WHAT THE TASK REQUIRES => Return, word for word, every line starting at the line with "Convert this document image to plain text." and ending at the final line of the entries; skip the pictures.
• • • • • • •
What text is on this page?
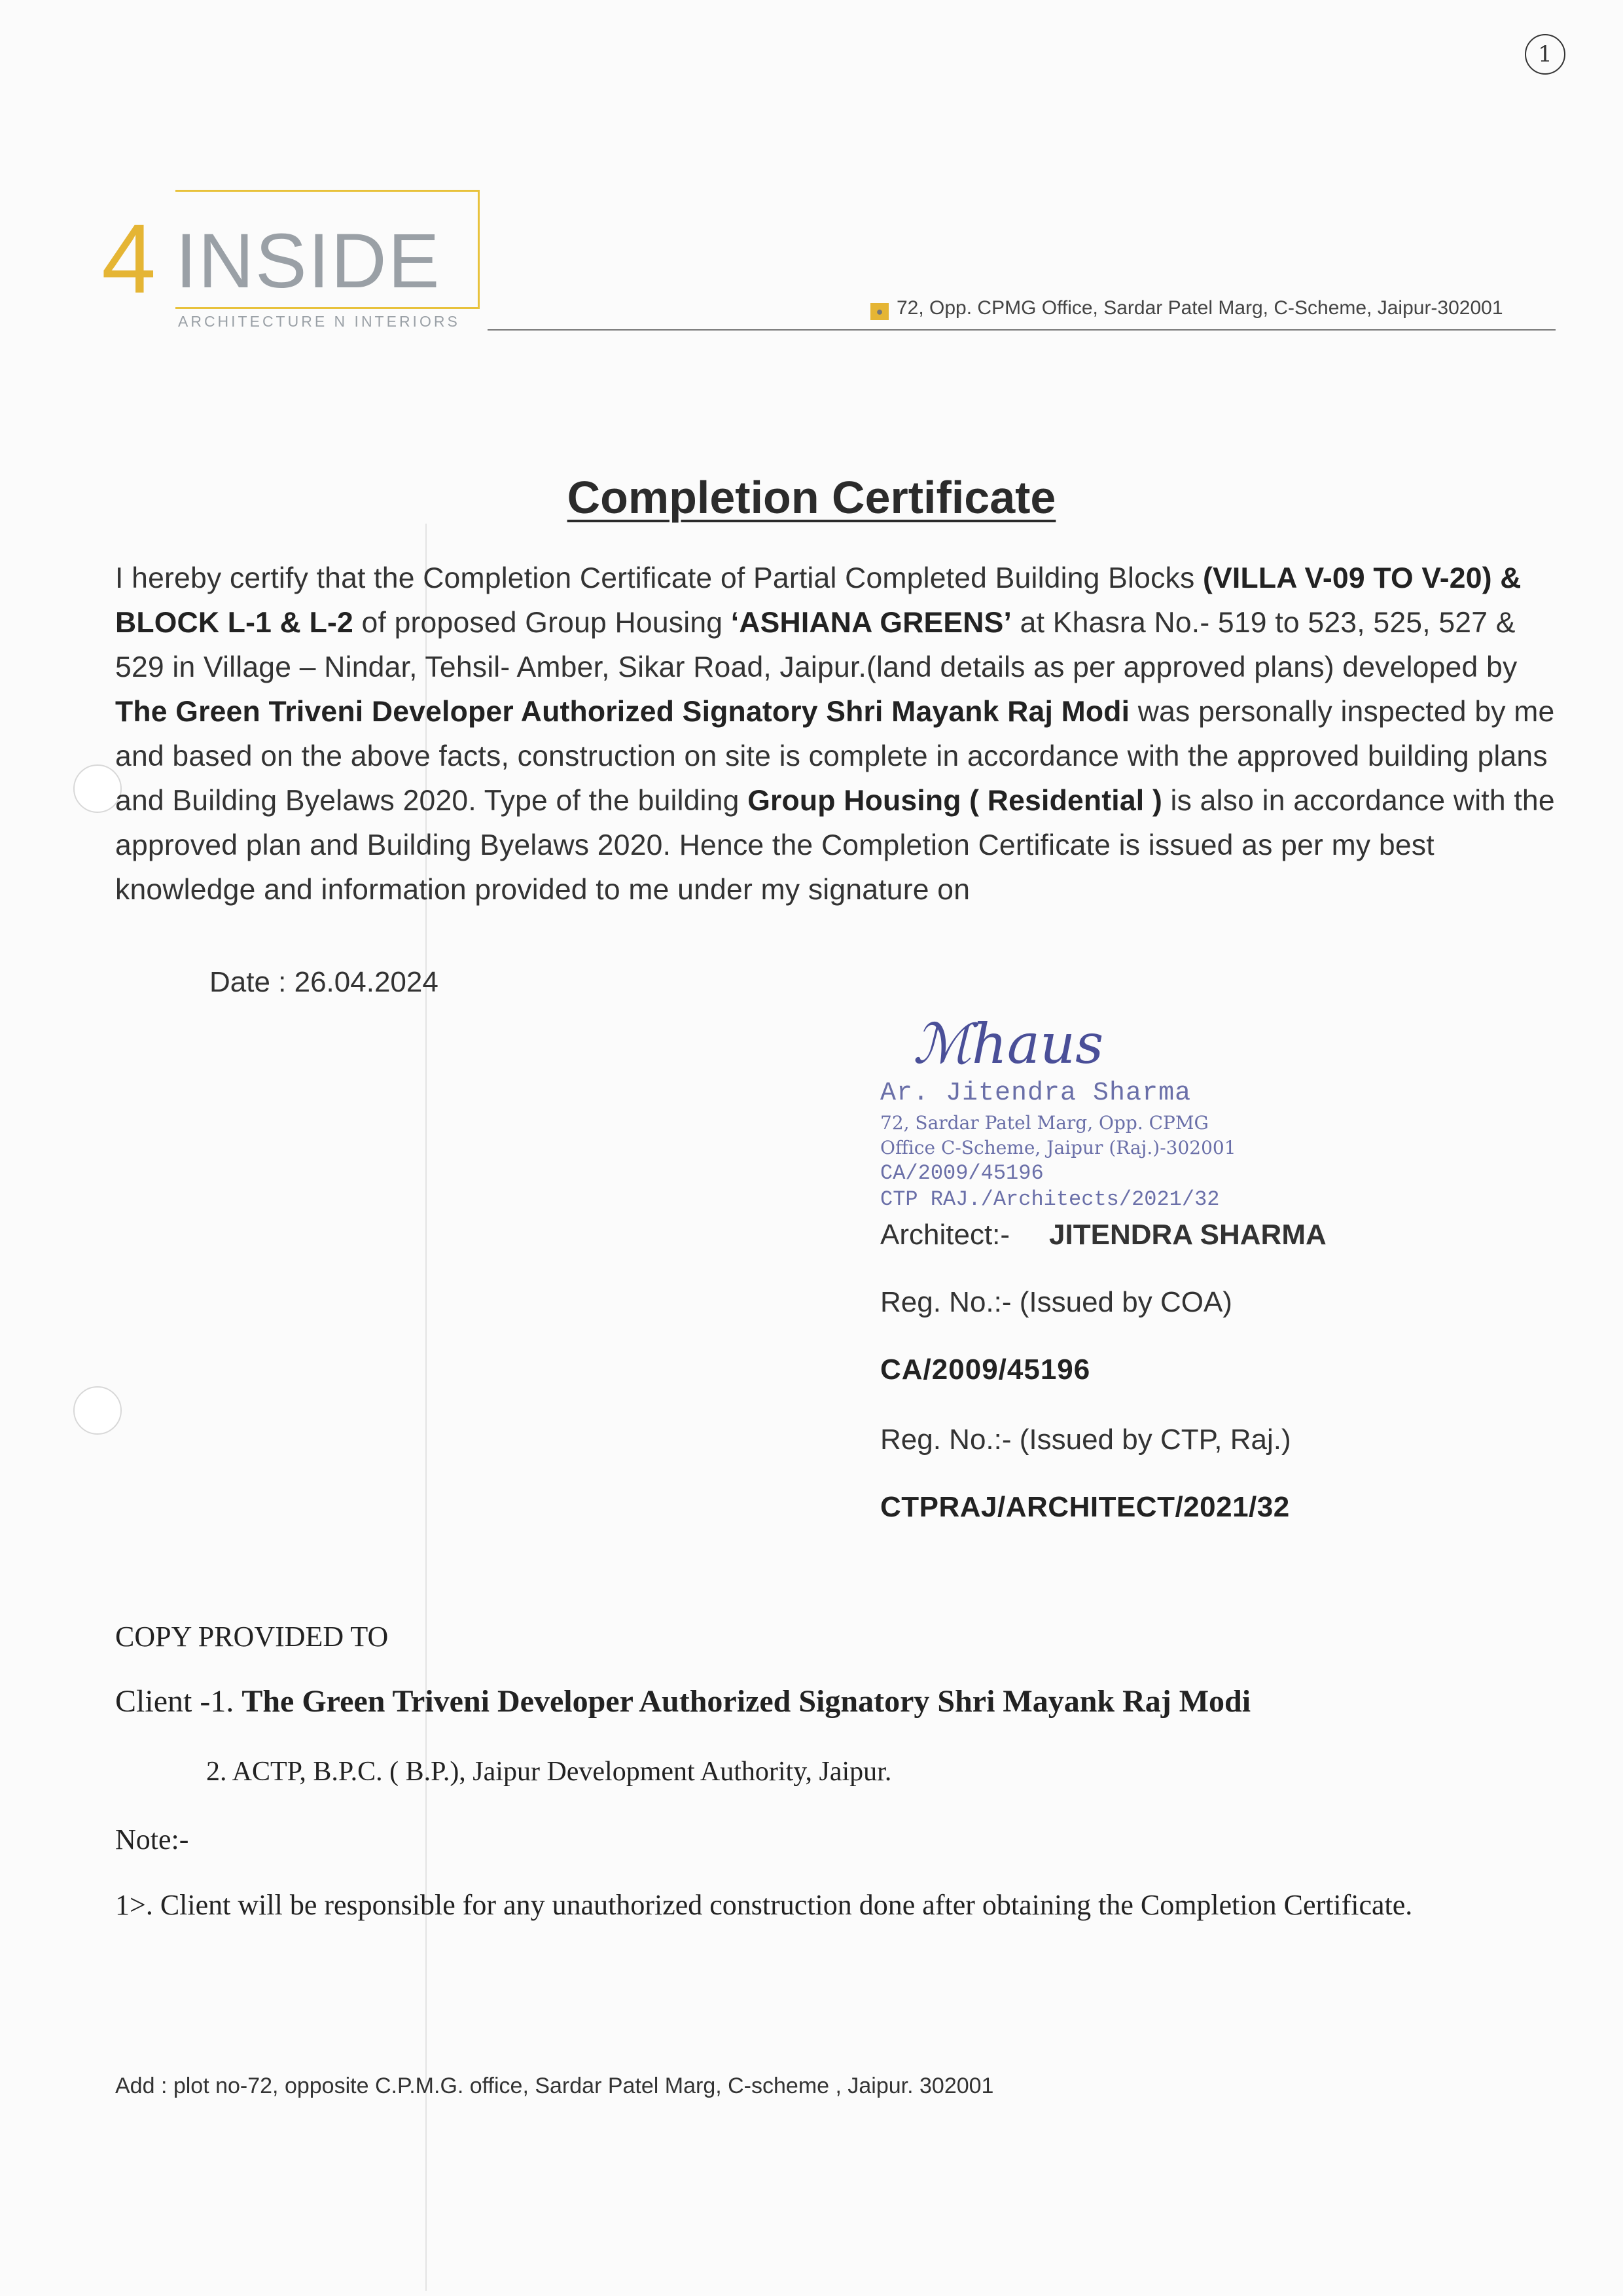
1
4 INSIDE
ARCHITECTURE N INTERIORS
● 72, Opp. CPMG Office, Sardar Patel Marg, C-Scheme, Jaipur-302001
Completion Certificate
I hereby certify that the Completion Certificate of Partial Completed Building Blocks (VILLA V-09 TO V-20) & BLOCK L-1 & L-2 of proposed Group Housing ‘ASHIANA GREENS’ at Khasra No.- 519 to 523, 525, 527 & 529 in Village – Nindar, Tehsil- Amber, Sikar Road, Jaipur.(land details as per approved plans) developed by The Green Triveni Developer Authorized Signatory Shri Mayank Raj Modi was personally inspected by me and based on the above facts, construction on site is complete in accordance with the approved building plans and Building Byelaws 2020. Type of the building Group Housing ( Residential ) is also in accordance with the approved plan and Building Byelaws 2020. Hence the Completion Certificate is issued as per my best knowledge and information provided to me under my signature on
Date : 26.04.2024
ℳhaus
Ar. Jitendra Sharma
72, Sardar Patel Marg, Opp. CPMG
Office C-Scheme, Jaipur (Raj.)-302001
CA/2009/45196
CTP RAJ./Architects/2021/32
Architect:- JITENDRA SHARMA
Reg. No.:- (Issued by COA)
CA/2009/45196
Reg. No.:- (Issued by CTP, Raj.)
CTPRAJ/ARCHITECT/2021/32
COPY PROVIDED TO
Client -1. The Green Triveni Developer Authorized Signatory Shri Mayank Raj Modi
2. ACTP, B.P.C. ( B.P.), Jaipur Development Authority, Jaipur.
Note:-
1>. Client will be responsible for any unauthorized construction done after obtaining the Completion Certificate.
Add : plot no-72, opposite C.P.M.G. office, Sardar Patel Marg, C-scheme , Jaipur. 302001
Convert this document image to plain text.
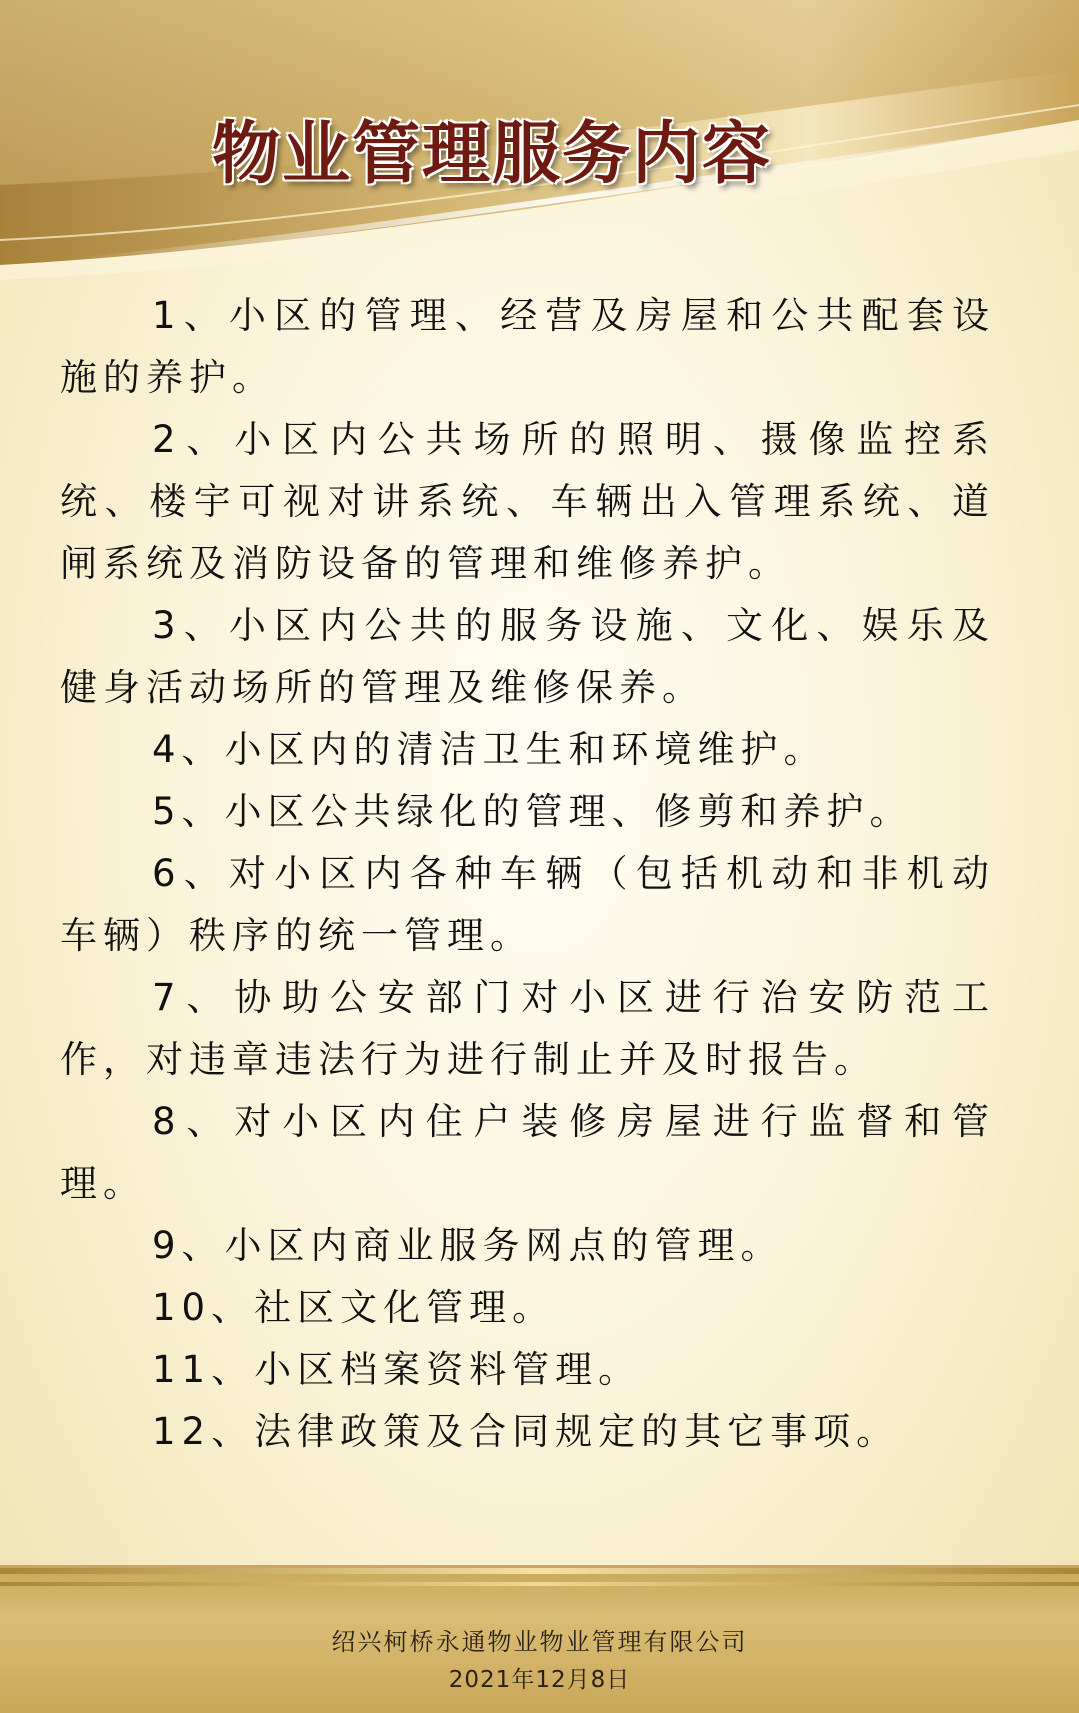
物业管理服务内容

1、小区的管理、经营及房屋和公共配套设施的养护。

2、小区内公共场所的照明、摄像监控系统、楼宇可视对讲系统、车辆出入管理系统、道闸系统及消防设备的管理和维修养护。

3、小区内公共的服务设施、文化、娱乐及健身活动场所的管理及维修保养。

4、小区内的清洁卫生和环境维护。

5、小区公共绿化的管理、修剪和养护。

6、对小区内各种车辆（包括机动和非机动车辆）秩序的统一管理。

7、协助公安部门对小区进行治安防范工作，对违章违法行为进行制止并及时报告。

8、对小区内住户装修房屋进行监督和管理。

9、小区内商业服务网点的管理。

10、社区文化管理。

11、小区档案资料管理。

12、法律政策及合同规定的其它事项。

绍兴柯桥永通物业物业管理有限公司
2021年12月8日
• • • • • • •
PROBLEM SOLUTION =>
Convert this document image to plain text.
物业管理服务内容

1、小区的管理、经营及房屋和公共配套设施的养护。

2、小区内公共场所的照明、摄像监控系统、楼宇可视对讲系统、车辆出入管理系统、道闸系统及消防设备的管理和维修养护。

3、小区内公共的服务设施、文化、娱乐及健身活动场所的管理及维修保养。

4、小区内的清洁卫生和环境维护。

5、小区公共绿化的管理、修剪和养护。

6、对小区内各种车辆（包括机动和非机动车辆）秩序的统一管理。

7、协助公安部门对小区进行治安防范工作，对违章违法行为进行制止并及时报告。

8、对小区内住户装修房屋进行监督和管理。

9、小区内商业服务网点的管理。

10、社区文化管理。

11、小区档案资料管理。

12、法律政策及合同规定的其它事项。

绍兴柯桥永通物业物业管理有限公司
2021年12月8日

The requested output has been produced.